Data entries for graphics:
-------

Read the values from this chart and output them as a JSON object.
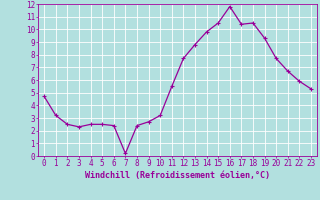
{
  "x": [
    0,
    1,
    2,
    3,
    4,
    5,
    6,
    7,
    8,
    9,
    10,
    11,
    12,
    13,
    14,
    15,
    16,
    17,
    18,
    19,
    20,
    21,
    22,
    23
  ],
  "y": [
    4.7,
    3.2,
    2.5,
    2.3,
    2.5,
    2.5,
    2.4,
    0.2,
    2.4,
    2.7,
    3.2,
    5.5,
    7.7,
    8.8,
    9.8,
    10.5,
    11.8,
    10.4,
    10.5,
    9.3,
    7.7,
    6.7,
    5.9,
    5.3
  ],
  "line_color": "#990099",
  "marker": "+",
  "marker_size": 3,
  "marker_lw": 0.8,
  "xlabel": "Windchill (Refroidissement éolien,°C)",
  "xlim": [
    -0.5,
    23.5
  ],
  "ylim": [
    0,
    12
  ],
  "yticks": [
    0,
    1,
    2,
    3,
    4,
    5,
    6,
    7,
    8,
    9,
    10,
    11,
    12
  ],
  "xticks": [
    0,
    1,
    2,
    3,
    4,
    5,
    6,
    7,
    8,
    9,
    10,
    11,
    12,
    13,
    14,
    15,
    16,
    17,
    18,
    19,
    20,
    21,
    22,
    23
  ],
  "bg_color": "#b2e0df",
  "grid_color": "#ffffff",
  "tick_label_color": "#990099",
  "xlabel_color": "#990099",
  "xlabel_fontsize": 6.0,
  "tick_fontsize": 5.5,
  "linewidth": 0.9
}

-------

REQUIRED TASK: Omit every picture while copying the listing above exactly.

RESULT:
Read the values from this chart and output them as a JSON object.
{
  "x": [
    0,
    1,
    2,
    3,
    4,
    5,
    6,
    7,
    8,
    9,
    10,
    11,
    12,
    13,
    14,
    15,
    16,
    17,
    18,
    19,
    20,
    21,
    22,
    23
  ],
  "y": [
    4.7,
    3.2,
    2.5,
    2.3,
    2.5,
    2.5,
    2.4,
    0.2,
    2.4,
    2.7,
    3.2,
    5.5,
    7.7,
    8.8,
    9.8,
    10.5,
    11.8,
    10.4,
    10.5,
    9.3,
    7.7,
    6.7,
    5.9,
    5.3
  ],
  "line_color": "#990099",
  "marker": "+",
  "marker_size": 3,
  "marker_lw": 0.8,
  "xlabel": "Windchill (Refroidissement éolien,°C)",
  "xlim": [
    -0.5,
    23.5
  ],
  "ylim": [
    0,
    12
  ],
  "yticks": [
    0,
    1,
    2,
    3,
    4,
    5,
    6,
    7,
    8,
    9,
    10,
    11,
    12
  ],
  "xticks": [
    0,
    1,
    2,
    3,
    4,
    5,
    6,
    7,
    8,
    9,
    10,
    11,
    12,
    13,
    14,
    15,
    16,
    17,
    18,
    19,
    20,
    21,
    22,
    23
  ],
  "bg_color": "#b2e0df",
  "grid_color": "#ffffff",
  "tick_label_color": "#990099",
  "xlabel_color": "#990099",
  "xlabel_fontsize": 6.0,
  "tick_fontsize": 5.5,
  "linewidth": 0.9
}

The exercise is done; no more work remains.